:: DATA SHOWN

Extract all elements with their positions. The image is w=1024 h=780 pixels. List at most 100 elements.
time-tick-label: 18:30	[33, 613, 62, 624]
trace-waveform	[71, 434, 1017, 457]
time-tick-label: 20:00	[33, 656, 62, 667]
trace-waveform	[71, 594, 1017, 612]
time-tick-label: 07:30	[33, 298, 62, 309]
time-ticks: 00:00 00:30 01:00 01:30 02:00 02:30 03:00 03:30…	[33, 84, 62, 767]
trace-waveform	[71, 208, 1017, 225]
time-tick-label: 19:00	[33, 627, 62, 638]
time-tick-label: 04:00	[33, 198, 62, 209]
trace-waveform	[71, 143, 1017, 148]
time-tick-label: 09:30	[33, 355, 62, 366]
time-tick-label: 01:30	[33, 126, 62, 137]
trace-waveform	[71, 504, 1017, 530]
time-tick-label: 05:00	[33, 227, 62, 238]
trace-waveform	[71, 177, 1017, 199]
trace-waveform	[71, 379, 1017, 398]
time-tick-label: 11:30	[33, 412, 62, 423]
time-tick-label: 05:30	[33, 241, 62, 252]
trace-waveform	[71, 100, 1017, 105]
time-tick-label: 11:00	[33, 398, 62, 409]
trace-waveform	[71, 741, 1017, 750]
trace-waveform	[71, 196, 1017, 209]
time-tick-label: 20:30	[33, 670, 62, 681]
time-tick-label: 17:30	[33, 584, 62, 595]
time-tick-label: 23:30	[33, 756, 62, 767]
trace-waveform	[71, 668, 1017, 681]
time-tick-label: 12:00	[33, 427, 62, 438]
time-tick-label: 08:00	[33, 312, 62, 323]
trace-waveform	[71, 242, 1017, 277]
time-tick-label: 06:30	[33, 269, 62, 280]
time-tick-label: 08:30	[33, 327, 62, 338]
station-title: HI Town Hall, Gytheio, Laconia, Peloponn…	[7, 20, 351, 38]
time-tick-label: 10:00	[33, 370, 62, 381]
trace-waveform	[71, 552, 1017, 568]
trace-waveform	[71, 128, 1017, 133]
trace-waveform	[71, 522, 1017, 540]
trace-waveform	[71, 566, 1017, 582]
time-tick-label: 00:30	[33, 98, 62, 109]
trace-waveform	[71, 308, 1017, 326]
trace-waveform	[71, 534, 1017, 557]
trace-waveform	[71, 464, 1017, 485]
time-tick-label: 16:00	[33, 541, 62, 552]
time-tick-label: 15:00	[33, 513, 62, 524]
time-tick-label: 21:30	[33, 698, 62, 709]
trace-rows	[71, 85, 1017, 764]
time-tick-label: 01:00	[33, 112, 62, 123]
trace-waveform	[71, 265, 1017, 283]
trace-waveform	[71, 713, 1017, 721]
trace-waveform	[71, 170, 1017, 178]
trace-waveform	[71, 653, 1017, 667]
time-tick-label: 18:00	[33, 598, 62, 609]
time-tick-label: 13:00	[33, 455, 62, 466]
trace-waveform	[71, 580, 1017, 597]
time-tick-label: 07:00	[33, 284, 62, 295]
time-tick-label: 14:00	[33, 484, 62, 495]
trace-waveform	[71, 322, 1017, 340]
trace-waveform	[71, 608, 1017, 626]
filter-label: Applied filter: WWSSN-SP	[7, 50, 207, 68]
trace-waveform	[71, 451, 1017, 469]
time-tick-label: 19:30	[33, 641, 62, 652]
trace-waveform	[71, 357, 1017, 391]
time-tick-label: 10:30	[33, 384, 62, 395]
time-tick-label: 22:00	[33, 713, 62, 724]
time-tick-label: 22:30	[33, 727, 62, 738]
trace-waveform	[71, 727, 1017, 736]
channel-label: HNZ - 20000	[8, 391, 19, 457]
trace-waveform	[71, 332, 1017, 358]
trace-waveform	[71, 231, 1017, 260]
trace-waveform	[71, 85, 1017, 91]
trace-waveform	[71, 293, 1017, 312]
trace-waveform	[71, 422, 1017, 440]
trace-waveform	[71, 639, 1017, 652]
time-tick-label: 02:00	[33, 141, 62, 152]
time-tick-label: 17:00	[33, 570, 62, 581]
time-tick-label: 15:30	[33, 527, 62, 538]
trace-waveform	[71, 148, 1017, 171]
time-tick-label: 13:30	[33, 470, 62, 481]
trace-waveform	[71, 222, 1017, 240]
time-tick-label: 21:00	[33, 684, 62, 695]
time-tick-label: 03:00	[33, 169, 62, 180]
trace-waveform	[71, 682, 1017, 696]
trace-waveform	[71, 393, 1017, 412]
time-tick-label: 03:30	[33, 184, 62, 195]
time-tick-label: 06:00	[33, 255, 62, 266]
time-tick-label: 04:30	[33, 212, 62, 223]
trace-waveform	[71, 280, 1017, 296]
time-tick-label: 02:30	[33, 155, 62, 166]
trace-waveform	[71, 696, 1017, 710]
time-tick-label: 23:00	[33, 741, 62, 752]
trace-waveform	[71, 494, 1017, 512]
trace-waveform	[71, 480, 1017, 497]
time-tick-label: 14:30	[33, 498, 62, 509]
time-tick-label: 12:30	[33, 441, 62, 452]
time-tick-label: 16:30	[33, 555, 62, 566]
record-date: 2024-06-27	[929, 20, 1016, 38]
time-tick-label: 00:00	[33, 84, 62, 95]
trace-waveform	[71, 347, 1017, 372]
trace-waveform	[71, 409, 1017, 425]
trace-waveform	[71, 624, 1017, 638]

::::

| TASK REQUIREMENTS |
Transcribe verbatim the lines of the listing above, from its first line through the line containing "308, 1017, 326]", both included.

| FINISHED ANSWER |
Extract all elements with their positions. The image is w=1024 h=780 pixels. List at most 100 elements.
time-tick-label: 18:30	[33, 613, 62, 624]
trace-waveform	[71, 434, 1017, 457]
time-tick-label: 20:00	[33, 656, 62, 667]
trace-waveform	[71, 594, 1017, 612]
time-tick-label: 07:30	[33, 298, 62, 309]
time-ticks: 00:00 00:30 01:00 01:30 02:00 02:30 03:00 03:30…	[33, 84, 62, 767]
trace-waveform	[71, 208, 1017, 225]
time-tick-label: 19:00	[33, 627, 62, 638]
time-tick-label: 04:00	[33, 198, 62, 209]
trace-waveform	[71, 143, 1017, 148]
time-tick-label: 09:30	[33, 355, 62, 366]
time-tick-label: 01:30	[33, 126, 62, 137]
trace-waveform	[71, 504, 1017, 530]
time-tick-label: 05:00	[33, 227, 62, 238]
trace-waveform	[71, 177, 1017, 199]
trace-waveform	[71, 379, 1017, 398]
time-tick-label: 11:30	[33, 412, 62, 423]
time-tick-label: 05:30	[33, 241, 62, 252]
trace-waveform	[71, 100, 1017, 105]
time-tick-label: 11:00	[33, 398, 62, 409]
trace-waveform	[71, 741, 1017, 750]
trace-waveform	[71, 196, 1017, 209]
time-tick-label: 20:30	[33, 670, 62, 681]
time-tick-label: 17:30	[33, 584, 62, 595]
time-tick-label: 23:30	[33, 756, 62, 767]
trace-waveform	[71, 668, 1017, 681]
time-tick-label: 12:00	[33, 427, 62, 438]
time-tick-label: 08:00	[33, 312, 62, 323]
trace-waveform	[71, 242, 1017, 277]
time-tick-label: 06:30	[33, 269, 62, 280]
time-tick-label: 08:30	[33, 327, 62, 338]
station-title: HI Town Hall, Gytheio, Laconia, Peloponn…	[7, 20, 351, 38]
time-tick-label: 10:00	[33, 370, 62, 381]
trace-waveform	[71, 552, 1017, 568]
trace-waveform	[71, 128, 1017, 133]
trace-waveform	[71, 522, 1017, 540]
trace-waveform	[71, 566, 1017, 582]
time-tick-label: 00:30	[33, 98, 62, 109]
trace-waveform	[71, 308, 1017, 326]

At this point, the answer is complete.